# What is expected:
From the text on Kandy below, list everyone it names as buried in the British Garrison Cemetery.

# Text segment:

Kandy is one of the most popular cities in Sri Lanka. Locals and tourists alike, visit this historic city because it is the perfect holiday destination for those who want to get away from the heat, dust, and of course the traffic that comes with Colombo and its suburbs. More importantly, the city has an array of enchanting places of historic and natural interest—each with their own interesting story backstory. Unfortunately many people tend to overlook—or are unaware of—many of these places.
This is a historic forest reserve located on a hill-ridge behind the Temple of Tooth relic. It dates back to the days of the Kandyan Kingdom—local legends say that when King Wickramabahu ruled as monarch, he had his palace built inside the grounds of this forest. Moreover, the hermit monk Senkada—who was responsible for giving the royal city the name of Senkadagala—is supposed to have lived in a cave in Udawattakele.
The most interesting fact behind this forest is that it was the first protected nature reserve in Sri Lanka—on October 25, 1856, a gazette notification was issued, and since 1938, Udawattekele has been considered a wildlife sanctuary.
Located in the wet tropical climatic region, and with an area of 257 acres, the sanctuary is rich in biodiversity. It contains over 405 species of plants, including trees that are quite commonly found in Sri Lanka such as durian, jackfruit, wild breadfruit, ironwood, cinnamon, mahogany, madatiya and banyan.
The forest reserve is also home to 81 species of birds such as the Ceylon brown-capped babbler (Pellorneum fusco capillum), Ceylon white-headed babbler (Turdoides affinis taprobana), Gold-fronted leafbird (Chloropsis aurifrons insularis), and the Ceylon spotted ash-dove (Streptopelia chinensis ceylonensis).
It is also a site for places of historic and religious interest such as the German temple, the forest monasteries of Senanayake Aramaya and Tapovana and several ancient caves where hermits are said to have lived. But that’s not all; legends say that there was a tunnel that ran underneath the royal palace and led to the ancient pond that is still located in the forest.
The British Garrison Cemetery
This historic cemetery, located in close proximity to the Dalada Maligawa and the National Museum of Kandy, has been around since the British era. It was in use between 1817 and 1909, and it is possible that a garrison of British soldiers was stationed in Kandy—thus the name. Though it may be a rather dreary place—as the gravestones indicate that the people buried here died at a very young age—it is still a place of significant historic interest.
Several important people who resided in Kandy during the era of the British are buried here. Among them are British colonial administrator John D’Oyly, engineer John Frazer, Lady Elizabeth Gregory—wife of Governor William Gregory—and William Charles Macready, the man who translated the Salalihini Sandeshaya into English.

# Material:
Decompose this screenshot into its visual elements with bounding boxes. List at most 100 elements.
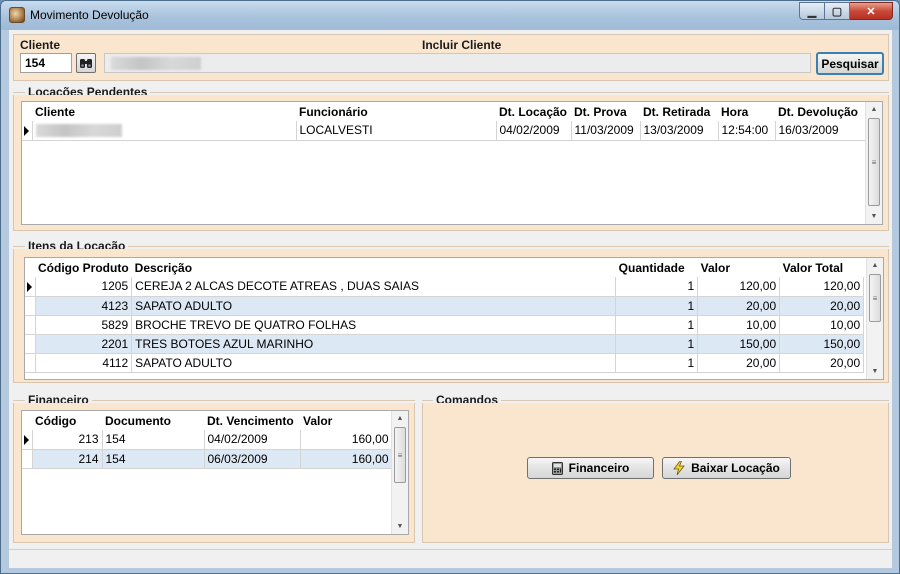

# Answer to this task:
- John D'Oyly
- John Frazer
- Lady Elizabeth Gregory
- William Charles Macready